Every line holding the string "JSON" should be gathered.

(Rows from a figure dataset)
* start *
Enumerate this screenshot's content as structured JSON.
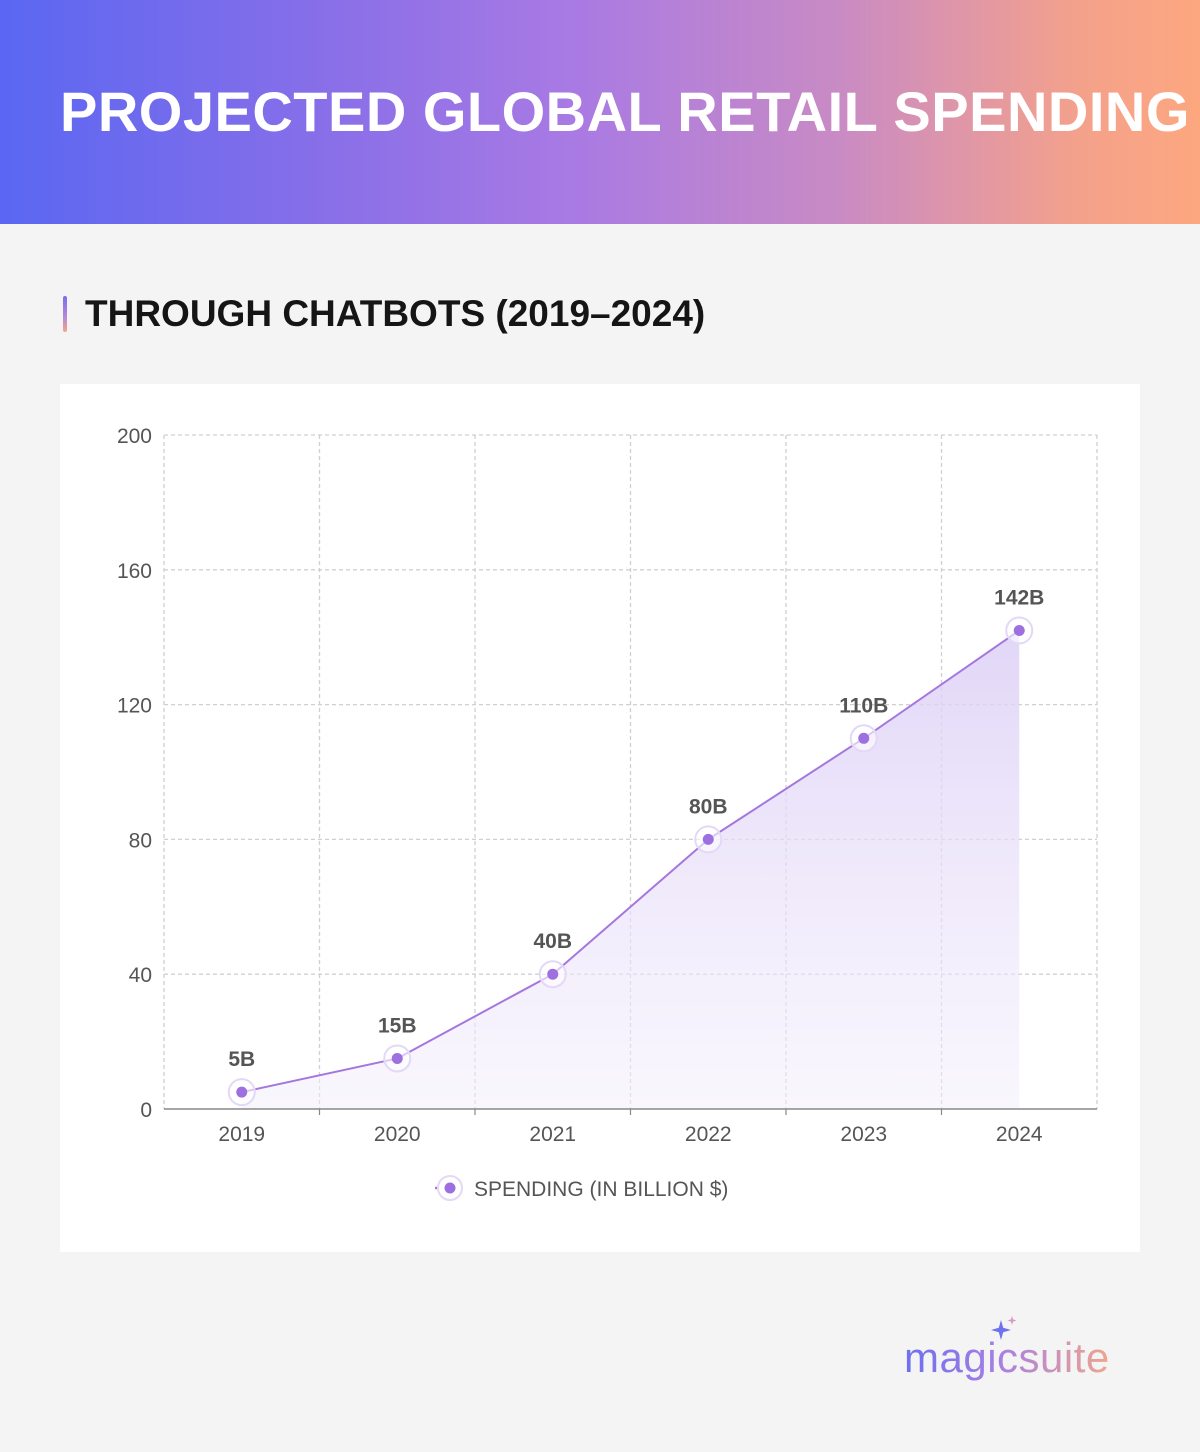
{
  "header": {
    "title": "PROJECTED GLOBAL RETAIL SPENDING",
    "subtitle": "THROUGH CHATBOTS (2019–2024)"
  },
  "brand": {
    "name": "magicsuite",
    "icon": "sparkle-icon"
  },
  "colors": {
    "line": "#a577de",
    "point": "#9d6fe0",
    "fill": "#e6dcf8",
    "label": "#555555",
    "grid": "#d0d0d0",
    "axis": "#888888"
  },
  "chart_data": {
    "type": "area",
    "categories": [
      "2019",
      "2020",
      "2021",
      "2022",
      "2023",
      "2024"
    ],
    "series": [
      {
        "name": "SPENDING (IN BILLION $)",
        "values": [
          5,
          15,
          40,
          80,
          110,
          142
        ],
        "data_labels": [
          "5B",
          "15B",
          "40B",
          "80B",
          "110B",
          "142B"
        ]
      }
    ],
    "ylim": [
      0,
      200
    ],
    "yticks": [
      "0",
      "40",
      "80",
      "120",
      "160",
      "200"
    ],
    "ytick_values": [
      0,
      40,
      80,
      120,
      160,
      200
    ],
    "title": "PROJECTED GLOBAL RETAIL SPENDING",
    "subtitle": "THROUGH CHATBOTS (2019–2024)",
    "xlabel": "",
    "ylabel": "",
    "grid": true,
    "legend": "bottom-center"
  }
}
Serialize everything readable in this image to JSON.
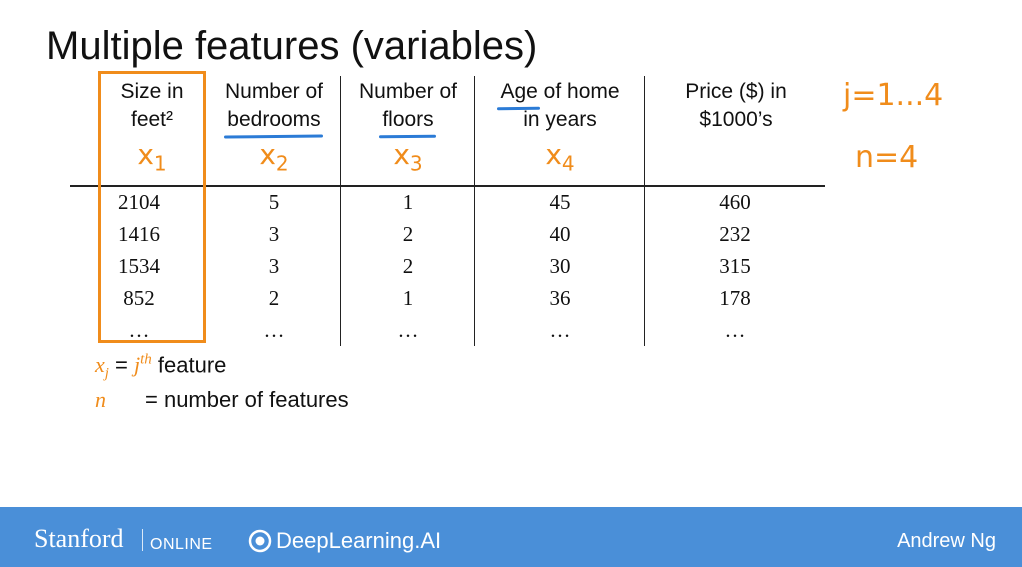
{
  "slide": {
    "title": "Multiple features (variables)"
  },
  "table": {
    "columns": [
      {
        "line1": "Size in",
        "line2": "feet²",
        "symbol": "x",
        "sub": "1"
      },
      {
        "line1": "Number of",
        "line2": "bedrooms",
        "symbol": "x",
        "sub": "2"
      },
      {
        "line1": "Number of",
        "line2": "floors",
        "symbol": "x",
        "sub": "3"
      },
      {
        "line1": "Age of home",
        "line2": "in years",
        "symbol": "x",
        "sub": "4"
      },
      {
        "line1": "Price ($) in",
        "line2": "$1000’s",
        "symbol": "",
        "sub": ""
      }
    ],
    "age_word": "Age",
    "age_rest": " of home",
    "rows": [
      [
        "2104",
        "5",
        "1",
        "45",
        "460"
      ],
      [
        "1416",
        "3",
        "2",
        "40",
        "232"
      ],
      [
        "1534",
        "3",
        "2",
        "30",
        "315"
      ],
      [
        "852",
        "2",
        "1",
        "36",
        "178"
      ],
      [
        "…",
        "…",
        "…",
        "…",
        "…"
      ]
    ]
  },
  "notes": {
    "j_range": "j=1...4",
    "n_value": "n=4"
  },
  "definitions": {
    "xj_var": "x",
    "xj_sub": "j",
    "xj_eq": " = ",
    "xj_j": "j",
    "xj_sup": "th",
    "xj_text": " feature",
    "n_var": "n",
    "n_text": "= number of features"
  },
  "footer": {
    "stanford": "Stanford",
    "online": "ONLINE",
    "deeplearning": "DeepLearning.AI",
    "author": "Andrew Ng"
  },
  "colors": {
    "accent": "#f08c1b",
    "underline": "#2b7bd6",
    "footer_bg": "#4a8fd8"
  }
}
* end *
* start *
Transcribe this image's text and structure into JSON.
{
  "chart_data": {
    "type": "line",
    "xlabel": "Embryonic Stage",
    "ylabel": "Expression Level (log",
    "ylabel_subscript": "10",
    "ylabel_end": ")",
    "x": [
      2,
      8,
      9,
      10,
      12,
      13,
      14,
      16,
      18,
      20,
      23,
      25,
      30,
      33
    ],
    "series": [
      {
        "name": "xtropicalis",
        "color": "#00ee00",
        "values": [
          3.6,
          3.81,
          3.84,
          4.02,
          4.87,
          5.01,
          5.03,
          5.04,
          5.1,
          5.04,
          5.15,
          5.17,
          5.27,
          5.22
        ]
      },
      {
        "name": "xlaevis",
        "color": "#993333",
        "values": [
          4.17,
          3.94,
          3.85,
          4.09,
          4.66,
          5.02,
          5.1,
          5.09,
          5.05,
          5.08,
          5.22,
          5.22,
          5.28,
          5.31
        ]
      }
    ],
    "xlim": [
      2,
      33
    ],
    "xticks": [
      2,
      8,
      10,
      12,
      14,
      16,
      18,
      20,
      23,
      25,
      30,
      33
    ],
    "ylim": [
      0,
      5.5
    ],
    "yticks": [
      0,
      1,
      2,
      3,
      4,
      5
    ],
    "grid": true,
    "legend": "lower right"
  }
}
* end *
# Written answer:
Enumerate this screenshot's content as structured JSON.
Serialize everything readable in this image to JSON.
Transcribe this image's text and structure into JSON.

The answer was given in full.